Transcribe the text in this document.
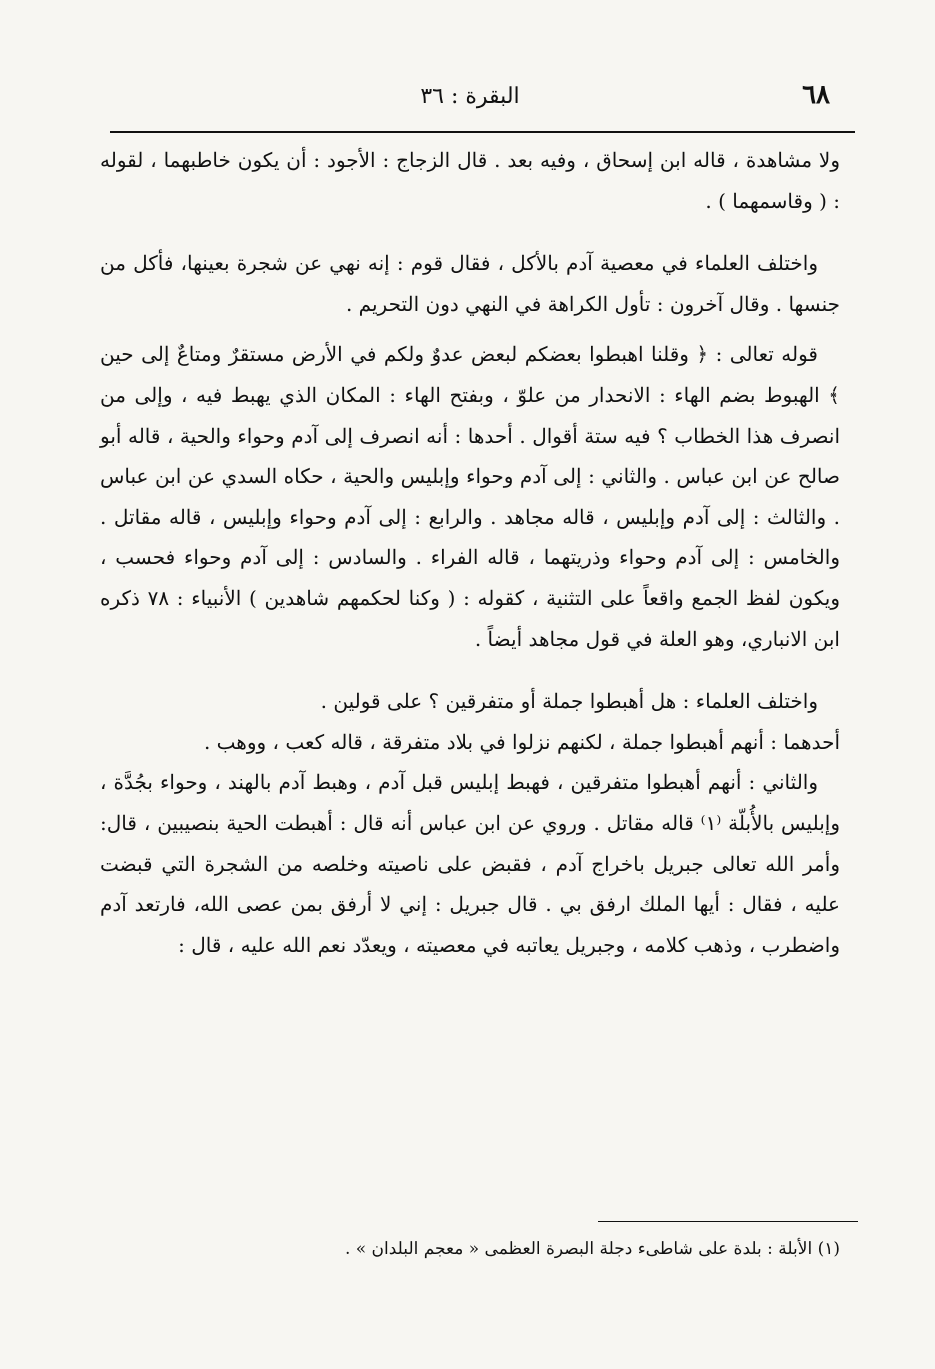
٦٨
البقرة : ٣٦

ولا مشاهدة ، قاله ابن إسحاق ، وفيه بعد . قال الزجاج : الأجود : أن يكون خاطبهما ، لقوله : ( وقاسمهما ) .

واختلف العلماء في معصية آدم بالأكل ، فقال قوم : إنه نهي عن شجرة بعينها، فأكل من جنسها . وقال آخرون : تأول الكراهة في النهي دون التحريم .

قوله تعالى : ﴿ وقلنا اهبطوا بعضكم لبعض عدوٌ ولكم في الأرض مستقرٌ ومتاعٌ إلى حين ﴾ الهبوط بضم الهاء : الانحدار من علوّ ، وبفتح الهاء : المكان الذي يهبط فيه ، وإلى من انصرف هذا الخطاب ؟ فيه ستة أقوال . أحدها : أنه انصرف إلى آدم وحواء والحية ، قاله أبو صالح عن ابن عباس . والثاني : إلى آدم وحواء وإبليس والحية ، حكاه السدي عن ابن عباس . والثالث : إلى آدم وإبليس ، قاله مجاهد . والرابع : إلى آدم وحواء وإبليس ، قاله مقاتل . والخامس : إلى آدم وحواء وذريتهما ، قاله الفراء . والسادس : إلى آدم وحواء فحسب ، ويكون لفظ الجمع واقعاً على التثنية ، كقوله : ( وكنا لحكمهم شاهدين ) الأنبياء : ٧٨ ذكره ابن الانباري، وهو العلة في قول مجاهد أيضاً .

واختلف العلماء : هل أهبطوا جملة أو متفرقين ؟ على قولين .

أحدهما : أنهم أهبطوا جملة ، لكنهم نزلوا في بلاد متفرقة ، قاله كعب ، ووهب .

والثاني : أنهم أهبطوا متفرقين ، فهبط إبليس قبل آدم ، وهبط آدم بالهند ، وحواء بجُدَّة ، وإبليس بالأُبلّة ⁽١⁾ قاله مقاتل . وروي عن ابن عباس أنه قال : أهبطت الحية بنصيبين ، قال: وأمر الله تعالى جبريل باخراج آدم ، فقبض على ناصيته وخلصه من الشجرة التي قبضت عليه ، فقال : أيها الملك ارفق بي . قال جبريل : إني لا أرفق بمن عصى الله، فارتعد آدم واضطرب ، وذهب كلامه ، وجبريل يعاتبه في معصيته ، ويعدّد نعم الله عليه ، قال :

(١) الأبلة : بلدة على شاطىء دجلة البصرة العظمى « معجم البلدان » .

........

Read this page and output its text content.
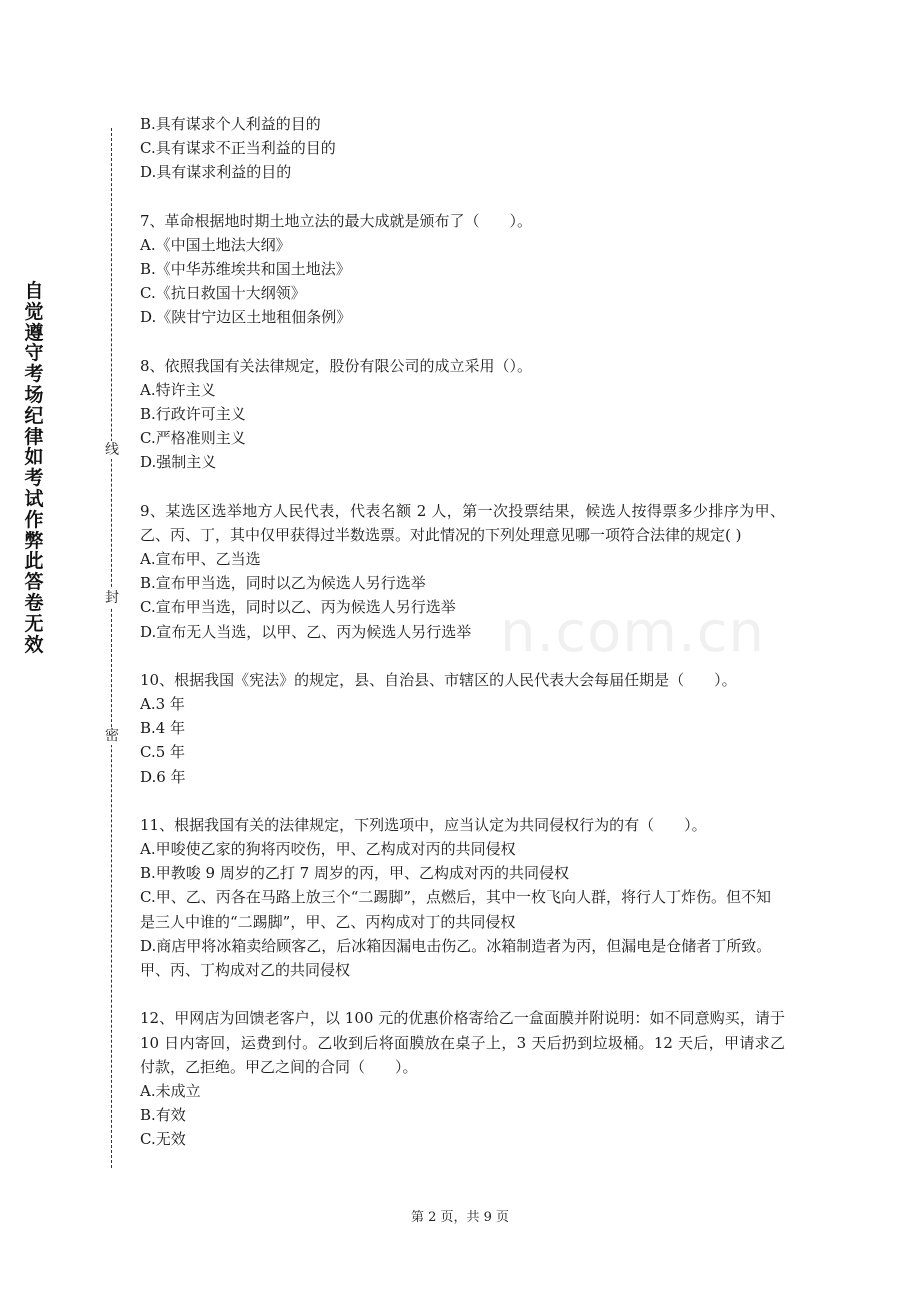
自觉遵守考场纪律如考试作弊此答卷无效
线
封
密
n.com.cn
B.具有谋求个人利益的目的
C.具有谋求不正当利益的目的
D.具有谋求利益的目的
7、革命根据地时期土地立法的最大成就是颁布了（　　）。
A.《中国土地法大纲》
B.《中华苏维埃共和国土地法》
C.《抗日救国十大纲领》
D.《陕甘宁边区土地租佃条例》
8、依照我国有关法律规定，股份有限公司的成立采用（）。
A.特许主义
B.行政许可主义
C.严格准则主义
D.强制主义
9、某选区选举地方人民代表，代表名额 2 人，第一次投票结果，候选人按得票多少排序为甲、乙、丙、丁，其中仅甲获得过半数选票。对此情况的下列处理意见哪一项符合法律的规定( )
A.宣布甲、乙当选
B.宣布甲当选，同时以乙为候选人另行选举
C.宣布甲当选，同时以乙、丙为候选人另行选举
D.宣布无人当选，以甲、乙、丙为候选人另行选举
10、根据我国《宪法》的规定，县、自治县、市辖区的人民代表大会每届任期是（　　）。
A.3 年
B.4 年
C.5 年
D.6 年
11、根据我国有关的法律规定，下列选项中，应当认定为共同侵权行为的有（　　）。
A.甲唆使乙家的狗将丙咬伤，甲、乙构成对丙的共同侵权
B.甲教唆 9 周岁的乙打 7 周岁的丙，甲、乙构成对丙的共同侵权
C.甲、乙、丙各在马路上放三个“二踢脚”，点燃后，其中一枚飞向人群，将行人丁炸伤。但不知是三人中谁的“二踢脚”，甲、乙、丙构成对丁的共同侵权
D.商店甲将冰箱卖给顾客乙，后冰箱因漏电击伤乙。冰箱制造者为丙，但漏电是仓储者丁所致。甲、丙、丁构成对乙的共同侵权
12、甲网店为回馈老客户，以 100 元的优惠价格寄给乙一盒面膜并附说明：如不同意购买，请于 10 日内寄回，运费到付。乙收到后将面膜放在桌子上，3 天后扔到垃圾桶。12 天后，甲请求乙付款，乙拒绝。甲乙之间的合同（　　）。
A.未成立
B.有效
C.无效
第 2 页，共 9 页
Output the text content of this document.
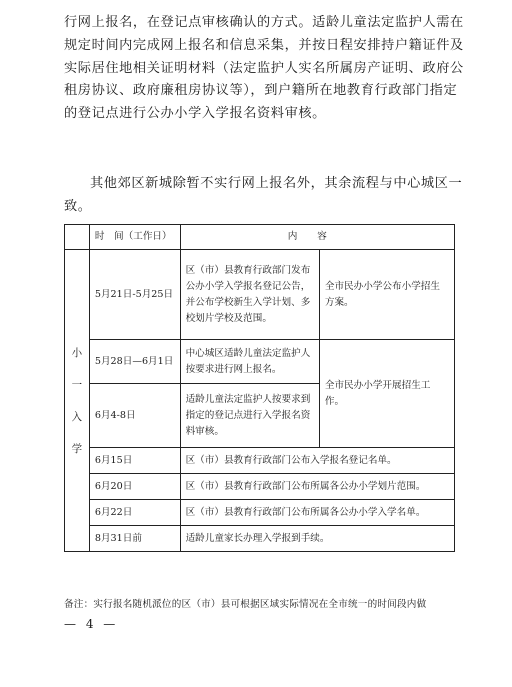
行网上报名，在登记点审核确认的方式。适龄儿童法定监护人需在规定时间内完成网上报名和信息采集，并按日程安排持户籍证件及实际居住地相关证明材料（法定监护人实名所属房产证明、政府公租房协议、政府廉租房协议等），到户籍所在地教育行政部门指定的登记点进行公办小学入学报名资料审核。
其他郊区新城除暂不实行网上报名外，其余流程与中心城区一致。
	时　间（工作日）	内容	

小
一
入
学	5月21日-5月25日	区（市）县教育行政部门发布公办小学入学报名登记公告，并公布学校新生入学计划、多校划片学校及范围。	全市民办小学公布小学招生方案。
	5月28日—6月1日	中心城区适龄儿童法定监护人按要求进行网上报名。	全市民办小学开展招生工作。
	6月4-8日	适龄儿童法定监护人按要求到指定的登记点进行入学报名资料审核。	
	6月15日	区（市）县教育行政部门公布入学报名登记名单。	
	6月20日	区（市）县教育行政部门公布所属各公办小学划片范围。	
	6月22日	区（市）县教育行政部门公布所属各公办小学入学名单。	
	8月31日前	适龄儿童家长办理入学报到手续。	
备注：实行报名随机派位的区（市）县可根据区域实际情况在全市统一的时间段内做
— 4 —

........

▶ The request:
Copy out every line where the word "واختلف" occurs.

▶ Reply:
واختلف العلماء في معصية آدم بالأكل ، فقال قوم : إنه نهي عن شجرة بعينها، فأكل من جنسها . وقال آخرون : تأول الكراهة في النهي دون التحريم .
واختلف العلماء : هل أهبطوا جملة أو متفرقين ؟ على قولين .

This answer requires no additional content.